GIVEN REQUEST
Go through the listing and pick out each line with the word "发出苍白色火焰" in it.

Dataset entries
((
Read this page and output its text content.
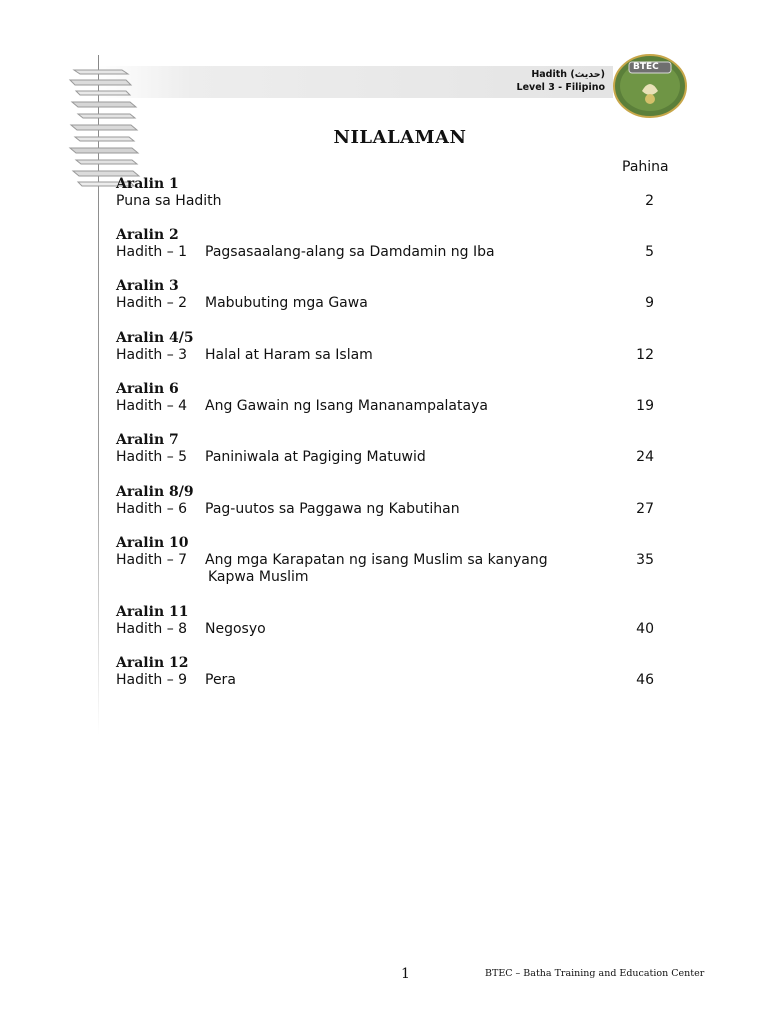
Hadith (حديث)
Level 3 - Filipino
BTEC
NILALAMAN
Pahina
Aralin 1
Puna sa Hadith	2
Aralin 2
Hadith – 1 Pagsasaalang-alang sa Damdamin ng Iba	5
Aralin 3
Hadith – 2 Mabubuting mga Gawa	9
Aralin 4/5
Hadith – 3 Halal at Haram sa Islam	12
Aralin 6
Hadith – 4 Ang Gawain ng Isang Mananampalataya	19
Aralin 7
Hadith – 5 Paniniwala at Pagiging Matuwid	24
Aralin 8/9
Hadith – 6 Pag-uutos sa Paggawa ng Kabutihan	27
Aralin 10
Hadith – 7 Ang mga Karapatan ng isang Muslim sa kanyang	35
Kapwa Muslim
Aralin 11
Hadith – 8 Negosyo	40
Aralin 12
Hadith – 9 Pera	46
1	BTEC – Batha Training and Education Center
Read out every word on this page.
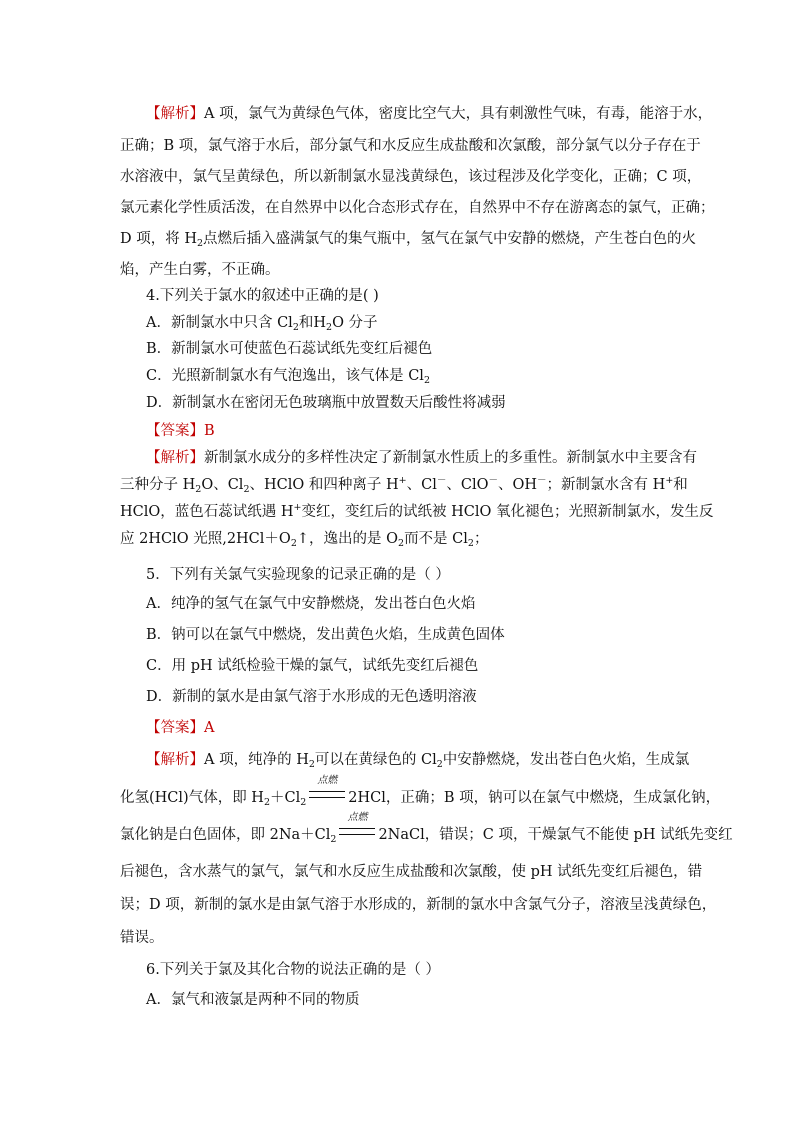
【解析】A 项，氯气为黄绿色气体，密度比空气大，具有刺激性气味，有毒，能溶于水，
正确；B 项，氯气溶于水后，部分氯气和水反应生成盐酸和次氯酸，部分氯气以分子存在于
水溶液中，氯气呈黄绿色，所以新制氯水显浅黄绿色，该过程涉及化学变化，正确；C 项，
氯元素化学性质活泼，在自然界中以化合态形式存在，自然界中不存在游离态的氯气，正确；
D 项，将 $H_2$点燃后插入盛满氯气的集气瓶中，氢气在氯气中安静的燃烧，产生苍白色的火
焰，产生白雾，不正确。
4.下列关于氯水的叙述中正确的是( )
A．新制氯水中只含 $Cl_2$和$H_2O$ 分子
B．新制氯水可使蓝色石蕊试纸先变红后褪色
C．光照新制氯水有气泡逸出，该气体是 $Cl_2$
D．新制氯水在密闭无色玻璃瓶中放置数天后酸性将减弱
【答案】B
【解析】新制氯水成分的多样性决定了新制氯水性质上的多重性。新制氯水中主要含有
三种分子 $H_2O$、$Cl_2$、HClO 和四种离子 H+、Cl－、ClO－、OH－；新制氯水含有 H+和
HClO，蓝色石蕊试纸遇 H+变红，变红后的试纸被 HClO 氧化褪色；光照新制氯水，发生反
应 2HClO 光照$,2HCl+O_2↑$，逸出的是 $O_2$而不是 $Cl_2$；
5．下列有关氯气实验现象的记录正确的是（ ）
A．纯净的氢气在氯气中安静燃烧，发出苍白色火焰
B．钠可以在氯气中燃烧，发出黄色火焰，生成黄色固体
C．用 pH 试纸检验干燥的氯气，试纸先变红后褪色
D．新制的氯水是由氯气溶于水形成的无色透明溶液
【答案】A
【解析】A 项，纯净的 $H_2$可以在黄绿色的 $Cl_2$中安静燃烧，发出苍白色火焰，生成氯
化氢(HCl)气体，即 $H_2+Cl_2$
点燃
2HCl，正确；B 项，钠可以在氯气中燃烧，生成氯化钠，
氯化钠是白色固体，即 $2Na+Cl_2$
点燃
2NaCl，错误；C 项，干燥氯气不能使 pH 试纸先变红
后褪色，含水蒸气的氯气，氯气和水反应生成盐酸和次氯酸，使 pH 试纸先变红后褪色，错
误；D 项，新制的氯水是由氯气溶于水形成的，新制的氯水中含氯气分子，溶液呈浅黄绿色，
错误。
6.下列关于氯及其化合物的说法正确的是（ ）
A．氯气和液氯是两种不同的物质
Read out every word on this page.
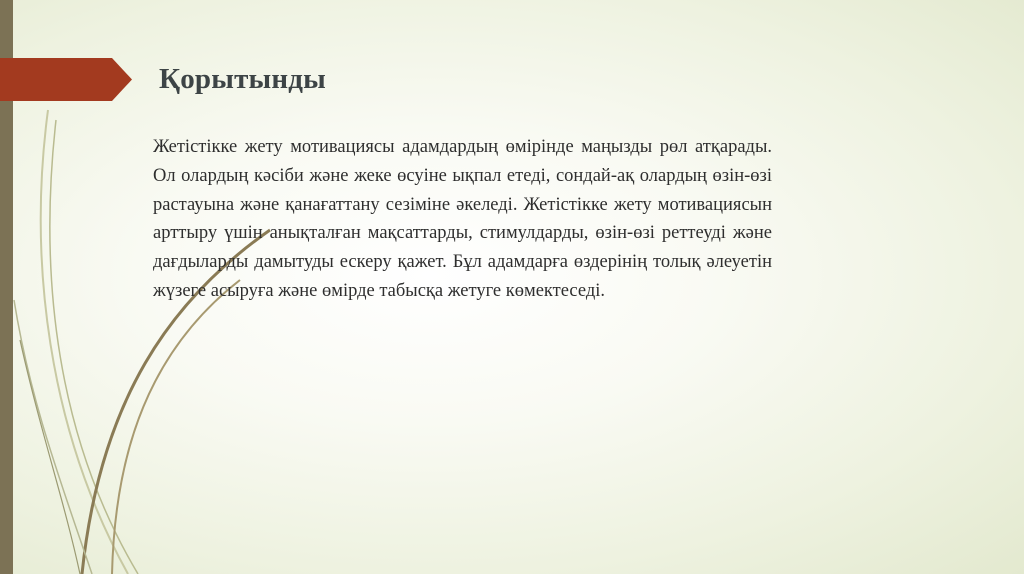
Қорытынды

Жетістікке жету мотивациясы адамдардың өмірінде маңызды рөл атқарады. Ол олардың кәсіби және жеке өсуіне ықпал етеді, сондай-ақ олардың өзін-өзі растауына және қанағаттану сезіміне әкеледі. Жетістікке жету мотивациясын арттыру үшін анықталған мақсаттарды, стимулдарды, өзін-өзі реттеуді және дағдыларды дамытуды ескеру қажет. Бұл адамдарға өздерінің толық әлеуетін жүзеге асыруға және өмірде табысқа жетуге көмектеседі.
))
((
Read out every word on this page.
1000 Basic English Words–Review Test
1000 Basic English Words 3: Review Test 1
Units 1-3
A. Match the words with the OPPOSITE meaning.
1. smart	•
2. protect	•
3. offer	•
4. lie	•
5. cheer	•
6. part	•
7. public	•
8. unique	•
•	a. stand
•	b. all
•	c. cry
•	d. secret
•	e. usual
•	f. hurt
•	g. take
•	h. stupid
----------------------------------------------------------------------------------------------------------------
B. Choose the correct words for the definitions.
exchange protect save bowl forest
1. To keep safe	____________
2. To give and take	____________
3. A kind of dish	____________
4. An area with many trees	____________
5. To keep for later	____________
))
RESPONSE TO THIS EXERCISE
A．纯净的氢气在氯气中安静燃烧，发出苍白色火焰
【解析】A 项，纯净的 $H_2$可以在黄绿色的 $Cl_2$中安静燃烧，发出苍白色火焰，生成氯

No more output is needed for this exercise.